## WHAT THE TASK REQUIRES:
Where a line in the listing contains the string "Gold", copy that line out.

/---

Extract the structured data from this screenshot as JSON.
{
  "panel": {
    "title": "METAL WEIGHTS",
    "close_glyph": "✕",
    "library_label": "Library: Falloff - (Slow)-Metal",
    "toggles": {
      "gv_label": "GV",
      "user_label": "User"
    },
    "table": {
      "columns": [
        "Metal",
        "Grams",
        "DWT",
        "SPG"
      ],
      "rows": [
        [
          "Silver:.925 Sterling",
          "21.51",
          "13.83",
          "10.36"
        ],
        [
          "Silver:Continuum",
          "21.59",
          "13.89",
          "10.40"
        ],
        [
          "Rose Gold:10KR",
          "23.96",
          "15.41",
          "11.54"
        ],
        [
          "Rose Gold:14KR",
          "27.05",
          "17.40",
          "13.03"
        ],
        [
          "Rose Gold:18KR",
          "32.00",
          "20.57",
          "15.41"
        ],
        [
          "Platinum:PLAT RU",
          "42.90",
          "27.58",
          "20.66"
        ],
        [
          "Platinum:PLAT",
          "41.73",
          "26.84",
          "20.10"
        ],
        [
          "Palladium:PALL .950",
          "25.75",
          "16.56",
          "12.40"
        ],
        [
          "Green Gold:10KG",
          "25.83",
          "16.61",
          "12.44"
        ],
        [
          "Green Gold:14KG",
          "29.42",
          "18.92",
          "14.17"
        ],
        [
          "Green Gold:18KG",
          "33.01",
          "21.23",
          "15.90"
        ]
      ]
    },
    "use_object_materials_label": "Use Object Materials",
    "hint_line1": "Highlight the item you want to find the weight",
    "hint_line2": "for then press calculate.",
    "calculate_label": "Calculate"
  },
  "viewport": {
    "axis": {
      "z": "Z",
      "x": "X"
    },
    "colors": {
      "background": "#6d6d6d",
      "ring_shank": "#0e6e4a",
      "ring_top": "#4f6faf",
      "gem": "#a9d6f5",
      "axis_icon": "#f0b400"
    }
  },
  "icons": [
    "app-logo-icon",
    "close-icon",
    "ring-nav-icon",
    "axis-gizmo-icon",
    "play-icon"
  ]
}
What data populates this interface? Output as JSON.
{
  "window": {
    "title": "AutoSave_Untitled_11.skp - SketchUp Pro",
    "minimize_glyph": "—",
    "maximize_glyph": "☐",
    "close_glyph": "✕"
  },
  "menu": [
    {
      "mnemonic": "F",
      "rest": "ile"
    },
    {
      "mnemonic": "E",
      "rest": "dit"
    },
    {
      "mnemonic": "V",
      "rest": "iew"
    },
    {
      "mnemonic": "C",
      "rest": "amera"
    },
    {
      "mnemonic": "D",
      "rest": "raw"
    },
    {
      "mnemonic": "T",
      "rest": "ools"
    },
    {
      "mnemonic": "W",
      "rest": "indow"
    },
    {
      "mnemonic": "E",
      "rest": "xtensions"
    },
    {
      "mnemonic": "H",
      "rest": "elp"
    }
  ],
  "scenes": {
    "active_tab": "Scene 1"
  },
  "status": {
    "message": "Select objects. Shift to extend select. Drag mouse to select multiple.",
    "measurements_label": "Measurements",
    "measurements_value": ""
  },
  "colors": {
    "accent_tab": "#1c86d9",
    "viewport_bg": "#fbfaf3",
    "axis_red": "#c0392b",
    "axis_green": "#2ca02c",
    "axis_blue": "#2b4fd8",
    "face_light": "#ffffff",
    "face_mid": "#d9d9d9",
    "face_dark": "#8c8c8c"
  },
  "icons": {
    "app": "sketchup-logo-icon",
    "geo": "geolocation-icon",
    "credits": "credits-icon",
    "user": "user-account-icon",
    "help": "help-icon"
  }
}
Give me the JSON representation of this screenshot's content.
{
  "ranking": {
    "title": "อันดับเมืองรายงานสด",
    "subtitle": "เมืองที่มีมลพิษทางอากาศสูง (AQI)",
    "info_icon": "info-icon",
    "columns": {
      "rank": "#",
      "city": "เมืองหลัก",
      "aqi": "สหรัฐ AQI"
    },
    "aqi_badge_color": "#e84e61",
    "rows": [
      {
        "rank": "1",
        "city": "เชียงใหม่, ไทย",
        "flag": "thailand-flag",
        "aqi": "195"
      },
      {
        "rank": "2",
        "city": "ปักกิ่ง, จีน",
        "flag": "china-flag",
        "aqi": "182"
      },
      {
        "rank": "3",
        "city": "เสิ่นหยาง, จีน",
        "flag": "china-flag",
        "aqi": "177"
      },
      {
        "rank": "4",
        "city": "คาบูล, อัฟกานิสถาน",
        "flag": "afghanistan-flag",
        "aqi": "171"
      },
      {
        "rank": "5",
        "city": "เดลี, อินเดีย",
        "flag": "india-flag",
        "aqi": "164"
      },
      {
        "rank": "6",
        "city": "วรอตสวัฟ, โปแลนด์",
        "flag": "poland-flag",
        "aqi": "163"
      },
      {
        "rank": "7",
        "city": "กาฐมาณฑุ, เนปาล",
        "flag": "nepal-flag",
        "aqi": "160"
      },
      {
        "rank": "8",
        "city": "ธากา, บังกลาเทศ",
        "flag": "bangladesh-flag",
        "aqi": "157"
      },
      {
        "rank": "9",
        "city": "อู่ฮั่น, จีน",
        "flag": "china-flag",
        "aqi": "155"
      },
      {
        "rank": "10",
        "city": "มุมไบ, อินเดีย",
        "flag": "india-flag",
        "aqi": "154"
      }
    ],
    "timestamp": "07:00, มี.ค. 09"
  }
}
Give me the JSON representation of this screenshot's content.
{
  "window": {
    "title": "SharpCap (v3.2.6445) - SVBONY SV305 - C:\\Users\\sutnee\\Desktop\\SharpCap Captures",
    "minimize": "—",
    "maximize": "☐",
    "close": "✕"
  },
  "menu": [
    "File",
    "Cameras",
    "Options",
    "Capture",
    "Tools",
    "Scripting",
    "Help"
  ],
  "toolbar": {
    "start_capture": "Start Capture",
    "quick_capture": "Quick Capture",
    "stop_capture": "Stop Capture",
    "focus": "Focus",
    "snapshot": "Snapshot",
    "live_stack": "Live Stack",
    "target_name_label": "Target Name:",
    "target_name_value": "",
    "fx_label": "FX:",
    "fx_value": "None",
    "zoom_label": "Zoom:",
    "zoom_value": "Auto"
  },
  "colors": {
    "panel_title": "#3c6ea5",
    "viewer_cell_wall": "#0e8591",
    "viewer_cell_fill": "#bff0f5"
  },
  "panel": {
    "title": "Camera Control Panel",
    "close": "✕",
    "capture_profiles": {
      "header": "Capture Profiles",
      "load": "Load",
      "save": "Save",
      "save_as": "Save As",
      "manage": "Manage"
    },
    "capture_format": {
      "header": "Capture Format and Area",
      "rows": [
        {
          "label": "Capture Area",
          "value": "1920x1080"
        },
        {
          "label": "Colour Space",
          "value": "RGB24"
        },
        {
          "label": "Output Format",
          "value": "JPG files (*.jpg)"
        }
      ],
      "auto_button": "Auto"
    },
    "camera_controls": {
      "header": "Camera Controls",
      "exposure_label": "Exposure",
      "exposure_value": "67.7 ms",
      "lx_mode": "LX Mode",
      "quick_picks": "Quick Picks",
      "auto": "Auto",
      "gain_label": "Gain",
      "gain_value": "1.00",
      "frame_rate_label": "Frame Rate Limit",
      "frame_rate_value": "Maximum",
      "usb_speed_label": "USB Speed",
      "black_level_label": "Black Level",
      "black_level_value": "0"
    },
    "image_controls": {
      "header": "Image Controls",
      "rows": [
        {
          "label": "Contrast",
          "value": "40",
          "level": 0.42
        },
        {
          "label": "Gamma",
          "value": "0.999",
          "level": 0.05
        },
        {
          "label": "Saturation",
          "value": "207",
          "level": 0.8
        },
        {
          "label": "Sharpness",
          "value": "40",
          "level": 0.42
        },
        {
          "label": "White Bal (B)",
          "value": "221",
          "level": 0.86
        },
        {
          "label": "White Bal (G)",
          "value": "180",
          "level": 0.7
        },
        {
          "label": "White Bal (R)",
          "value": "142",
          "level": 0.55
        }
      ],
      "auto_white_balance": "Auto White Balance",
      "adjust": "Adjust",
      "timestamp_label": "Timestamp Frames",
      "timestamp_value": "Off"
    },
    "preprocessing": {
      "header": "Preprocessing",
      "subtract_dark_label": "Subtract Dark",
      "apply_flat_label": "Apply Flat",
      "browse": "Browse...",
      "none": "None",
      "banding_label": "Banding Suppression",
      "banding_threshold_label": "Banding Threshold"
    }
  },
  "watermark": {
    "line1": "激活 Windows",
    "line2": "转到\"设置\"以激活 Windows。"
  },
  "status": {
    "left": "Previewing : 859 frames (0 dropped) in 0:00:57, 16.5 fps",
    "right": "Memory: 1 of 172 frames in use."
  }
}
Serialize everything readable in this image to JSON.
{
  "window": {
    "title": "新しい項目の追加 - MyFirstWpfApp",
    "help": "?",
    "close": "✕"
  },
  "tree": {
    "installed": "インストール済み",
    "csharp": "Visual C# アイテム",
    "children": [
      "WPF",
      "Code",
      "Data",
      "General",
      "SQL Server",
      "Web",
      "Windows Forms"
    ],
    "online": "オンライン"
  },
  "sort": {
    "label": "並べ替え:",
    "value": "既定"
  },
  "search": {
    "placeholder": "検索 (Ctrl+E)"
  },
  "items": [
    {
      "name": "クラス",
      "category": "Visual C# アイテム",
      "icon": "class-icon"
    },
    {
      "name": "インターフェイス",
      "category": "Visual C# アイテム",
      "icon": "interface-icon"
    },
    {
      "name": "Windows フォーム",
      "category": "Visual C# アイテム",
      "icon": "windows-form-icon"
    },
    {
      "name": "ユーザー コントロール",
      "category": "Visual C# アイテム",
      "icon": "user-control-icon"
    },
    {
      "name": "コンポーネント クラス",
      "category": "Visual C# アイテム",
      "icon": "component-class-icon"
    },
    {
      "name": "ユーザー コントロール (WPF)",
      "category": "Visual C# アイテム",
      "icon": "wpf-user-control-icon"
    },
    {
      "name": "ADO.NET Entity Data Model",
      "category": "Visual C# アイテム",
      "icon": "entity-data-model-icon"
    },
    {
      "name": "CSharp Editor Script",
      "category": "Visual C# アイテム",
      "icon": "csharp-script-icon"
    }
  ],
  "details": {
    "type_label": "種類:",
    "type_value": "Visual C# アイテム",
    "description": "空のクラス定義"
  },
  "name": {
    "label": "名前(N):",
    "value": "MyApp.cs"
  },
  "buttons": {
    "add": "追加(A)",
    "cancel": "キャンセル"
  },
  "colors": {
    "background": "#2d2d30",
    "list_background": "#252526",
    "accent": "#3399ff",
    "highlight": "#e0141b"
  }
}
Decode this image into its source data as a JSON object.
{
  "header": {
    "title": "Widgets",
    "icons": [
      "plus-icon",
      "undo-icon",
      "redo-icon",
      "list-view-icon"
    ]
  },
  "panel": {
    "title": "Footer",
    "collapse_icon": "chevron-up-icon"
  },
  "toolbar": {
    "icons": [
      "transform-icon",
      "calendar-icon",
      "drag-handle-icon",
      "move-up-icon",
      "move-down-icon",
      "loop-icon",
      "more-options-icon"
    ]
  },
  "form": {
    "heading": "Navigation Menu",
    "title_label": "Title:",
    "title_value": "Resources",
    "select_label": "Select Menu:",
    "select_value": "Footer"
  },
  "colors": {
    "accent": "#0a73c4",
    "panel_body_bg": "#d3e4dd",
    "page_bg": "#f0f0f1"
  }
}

\---

## RESPONSE:
          "Rose Gold:10KR",
          "Rose Gold:14KR",
          "Rose Gold:18KR",
          "Green Gold:10KG",
          "Green Gold:14KG",
          "Green Gold:18KG",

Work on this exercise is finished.